Copy each entry as it stands, leaving nothing out.

-------- DATA --------

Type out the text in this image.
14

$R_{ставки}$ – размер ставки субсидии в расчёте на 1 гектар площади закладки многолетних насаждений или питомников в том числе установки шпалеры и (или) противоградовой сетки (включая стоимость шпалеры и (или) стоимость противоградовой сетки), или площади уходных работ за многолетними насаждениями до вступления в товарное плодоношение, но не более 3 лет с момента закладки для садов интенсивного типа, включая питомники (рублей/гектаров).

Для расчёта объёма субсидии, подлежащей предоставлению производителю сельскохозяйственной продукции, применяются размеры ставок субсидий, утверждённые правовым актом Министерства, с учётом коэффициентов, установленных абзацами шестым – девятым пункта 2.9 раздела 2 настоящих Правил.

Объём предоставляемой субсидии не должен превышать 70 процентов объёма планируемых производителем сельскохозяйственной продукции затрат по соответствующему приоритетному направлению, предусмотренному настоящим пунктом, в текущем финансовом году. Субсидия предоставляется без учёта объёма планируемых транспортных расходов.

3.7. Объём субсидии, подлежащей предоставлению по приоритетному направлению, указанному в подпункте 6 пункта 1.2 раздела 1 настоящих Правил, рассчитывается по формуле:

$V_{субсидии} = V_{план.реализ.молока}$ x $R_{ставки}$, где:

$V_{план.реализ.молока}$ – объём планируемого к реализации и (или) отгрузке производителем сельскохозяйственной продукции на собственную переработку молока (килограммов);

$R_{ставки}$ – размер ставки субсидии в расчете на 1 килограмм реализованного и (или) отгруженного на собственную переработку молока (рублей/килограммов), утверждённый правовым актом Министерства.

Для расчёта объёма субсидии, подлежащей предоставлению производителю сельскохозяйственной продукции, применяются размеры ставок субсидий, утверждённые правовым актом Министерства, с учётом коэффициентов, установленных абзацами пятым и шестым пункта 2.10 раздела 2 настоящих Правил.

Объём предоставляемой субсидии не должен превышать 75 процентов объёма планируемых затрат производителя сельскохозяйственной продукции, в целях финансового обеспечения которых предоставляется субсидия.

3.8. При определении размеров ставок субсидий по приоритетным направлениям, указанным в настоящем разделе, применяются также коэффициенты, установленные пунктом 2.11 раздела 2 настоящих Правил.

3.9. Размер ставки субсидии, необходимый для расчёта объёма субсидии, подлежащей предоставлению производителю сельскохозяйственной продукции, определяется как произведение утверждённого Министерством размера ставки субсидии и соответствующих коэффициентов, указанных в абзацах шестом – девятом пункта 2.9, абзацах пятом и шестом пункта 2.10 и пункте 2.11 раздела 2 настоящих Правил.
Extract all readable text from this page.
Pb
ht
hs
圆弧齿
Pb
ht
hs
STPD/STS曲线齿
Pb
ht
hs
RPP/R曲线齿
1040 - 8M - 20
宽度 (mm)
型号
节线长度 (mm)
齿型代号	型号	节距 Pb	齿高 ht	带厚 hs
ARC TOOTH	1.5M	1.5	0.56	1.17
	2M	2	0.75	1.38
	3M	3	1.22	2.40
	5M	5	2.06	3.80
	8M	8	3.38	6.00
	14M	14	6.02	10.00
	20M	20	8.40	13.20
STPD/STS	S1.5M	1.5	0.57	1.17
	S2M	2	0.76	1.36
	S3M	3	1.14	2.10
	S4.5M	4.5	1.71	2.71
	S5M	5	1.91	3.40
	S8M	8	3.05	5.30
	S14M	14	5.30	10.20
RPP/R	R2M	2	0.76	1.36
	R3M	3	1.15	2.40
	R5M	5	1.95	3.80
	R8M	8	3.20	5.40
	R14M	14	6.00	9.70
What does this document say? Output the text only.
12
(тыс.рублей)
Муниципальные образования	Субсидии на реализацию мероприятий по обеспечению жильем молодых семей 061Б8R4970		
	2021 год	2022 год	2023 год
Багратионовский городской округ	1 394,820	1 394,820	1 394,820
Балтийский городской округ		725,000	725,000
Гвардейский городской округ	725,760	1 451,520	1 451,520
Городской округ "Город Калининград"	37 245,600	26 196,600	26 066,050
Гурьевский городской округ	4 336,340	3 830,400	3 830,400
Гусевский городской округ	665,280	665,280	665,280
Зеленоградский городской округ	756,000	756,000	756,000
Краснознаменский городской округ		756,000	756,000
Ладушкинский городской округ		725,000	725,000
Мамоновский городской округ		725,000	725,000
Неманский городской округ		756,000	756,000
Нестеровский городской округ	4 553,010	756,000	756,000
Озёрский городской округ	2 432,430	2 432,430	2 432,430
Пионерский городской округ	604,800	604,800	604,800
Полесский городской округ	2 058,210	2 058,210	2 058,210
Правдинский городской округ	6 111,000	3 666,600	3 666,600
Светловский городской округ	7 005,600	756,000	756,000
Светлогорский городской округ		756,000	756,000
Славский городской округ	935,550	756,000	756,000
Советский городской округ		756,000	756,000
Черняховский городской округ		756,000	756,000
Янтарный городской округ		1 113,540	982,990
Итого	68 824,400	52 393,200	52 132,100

--------

*FINISHED TASK:*
Type out the text in this image.
14

$R_{ставки}$ – размер ставки субсидии в расчёте на 1 гектар площади закладки многолетних насаждений или питомников в том числе установки шпалеры и (или) противоградовой сетки (включая стоимость шпалеры и (или) стоимость противоградовой сетки), или площади уходных работ за многолетними насаждениями до вступления в товарное плодоношение, но не более 3 лет с момента закладки для садов интенсивного типа, включая питомники (рублей/гектаров).

Для расчёта объёма субсидии, подлежащей предоставлению производителю сельскохозяйственной продукции, применяются размеры ставок субсидий, утверждённые правовым актом Министерства, с учётом коэффициентов, установленных абзацами шестым – девятым пункта 2.9 раздела 2 настоящих Правил.

Объём предоставляемой субсидии не должен превышать 70 процентов объёма планируемых производителем сельскохозяйственной продукции затрат по соответствующему приоритетному направлению, предусмотренному настоящим пунктом, в текущем финансовом году. Субсидия предоставляется без учёта объёма планируемых транспортных расходов.

3.7. Объём субсидии, подлежащей предоставлению по приоритетному направлению, указанному в подпункте 6 пункта 1.2 раздела 1 настоящих Правил, рассчитывается по формуле:

$V_{субсидии} = V_{план.реализ.молока}$ x $R_{ставки}$, где:

$V_{план.реализ.молока}$ – объём планируемого к реализации и (или) отгрузке производителем сельскохозяйственной продукции на собственную переработку молока (килограммов);

$R_{ставки}$ – размер ставки субсидии в расчете на 1 килограмм реализованного и (или) отгруженного на собственную переработку молока (рублей/килограммов), утверждённый правовым актом Министерства.

Для расчёта объёма субсидии, подлежащей предоставлению производителю сельскохозяйственной продукции, применяются размеры ставок субсидий, утверждённые правовым актом Министерства, с учётом коэффициентов, установленных абзацами пятым и шестым пункта 2.10 раздела 2 настоящих Правил.

Объём предоставляемой субсидии не должен превышать 75 процентов объёма планируемых затрат производителя сельскохозяйственной продукции, в целях финансового обеспечения которых предоставляется субсидия.

3.8. При определении размеров ставок субсидий по приоритетным направлениям, указанным в настоящем разделе, применяются также коэффициенты, установленные пунктом 2.11 раздела 2 настоящих Правил.

3.9. Размер ставки субсидии, необходимый для расчёта объёма субсидии, подлежащей предоставлению производителю сельскохозяйственной продукции, определяется как произведение утверждённого Министерством размера ставки субсидии и соответствующих коэффициентов, указанных в абзацах шестом – девятом пункта 2.9, абзацах пятом и шестом пункта 2.10 и пункте 2.11 раздела 2 настоящих Правил.
Extract all readable text from this page.
Pb
ht
hs
圆弧齿
Pb
ht
hs
STPD/STS曲线齿
Pb
ht
hs
RPP/R曲线齿
1040 - 8M - 20
宽度 (mm)
型号
节线长度 (mm)
齿型代号	型号	节距 Pb	齿高 ht	带厚 hs
ARC TOOTH	1.5M	1.5	0.56	1.17
	2M	2	0.75	1.38
	3M	3	1.22	2.40
	5M	5	2.06	3.80
	8M	8	3.38	6.00
	14M	14	6.02	10.00
	20M	20	8.40	13.20
STPD/STS	S1.5M	1.5	0.57	1.17
	S2M	2	0.76	1.36
	S3M	3	1.14	2.10
	S4.5M	4.5	1.71	2.71
	S5M	5	1.91	3.40
	S8M	8	3.05	5.30
	S14M	14	5.30	10.20
RPP/R	R2M	2	0.76	1.36
	R3M	3	1.15	2.40
	R5M	5	1.95	3.80
	R8M	8	3.20	5.40
	R14M	14	6.00	9.70
What does this document say? Output the text only.
12
(тыс.рублей)
Муниципальные образования	Субсидии на реализацию мероприятий по обеспечению жильем молодых семей 061Б8R4970		
	2021 год	2022 год	2023 год
Багратионовский городской округ	1 394,820	1 394,820	1 394,820
Балтийский городской округ		725,000	725,000
Гвардейский городской округ	725,760	1 451,520	1 451,520
Городской округ "Город Калининград"	37 245,600	26 196,600	26 066,050
Гурьевский городской округ	4 336,340	3 830,400	3 830,400
Гусевский городской округ	665,280	665,280	665,280
Зеленоградский городской округ	756,000	756,000	756,000
Краснознаменский городской округ		756,000	756,000
Ладушкинский городской округ		725,000	725,000
Мамоновский городской округ		725,000	725,000
Неманский городской округ		756,000	756,000
Нестеровский городской округ	4 553,010	756,000	756,000
Озёрский городской округ	2 432,430	2 432,430	2 432,430
Пионерский городской округ	604,800	604,800	604,800
Полесский городской округ	2 058,210	2 058,210	2 058,210
Правдинский городской округ	6 111,000	3 666,600	3 666,600
Светловский городской округ	7 005,600	756,000	756,000
Светлогорский городской округ		756,000	756,000
Славский городской округ	935,550	756,000	756,000
Советский городской округ		756,000	756,000
Черняховский городской округ		756,000	756,000
Янтарный городской округ		1 113,540	982,990
Итого	68 824,400	52 393,200	52 132,100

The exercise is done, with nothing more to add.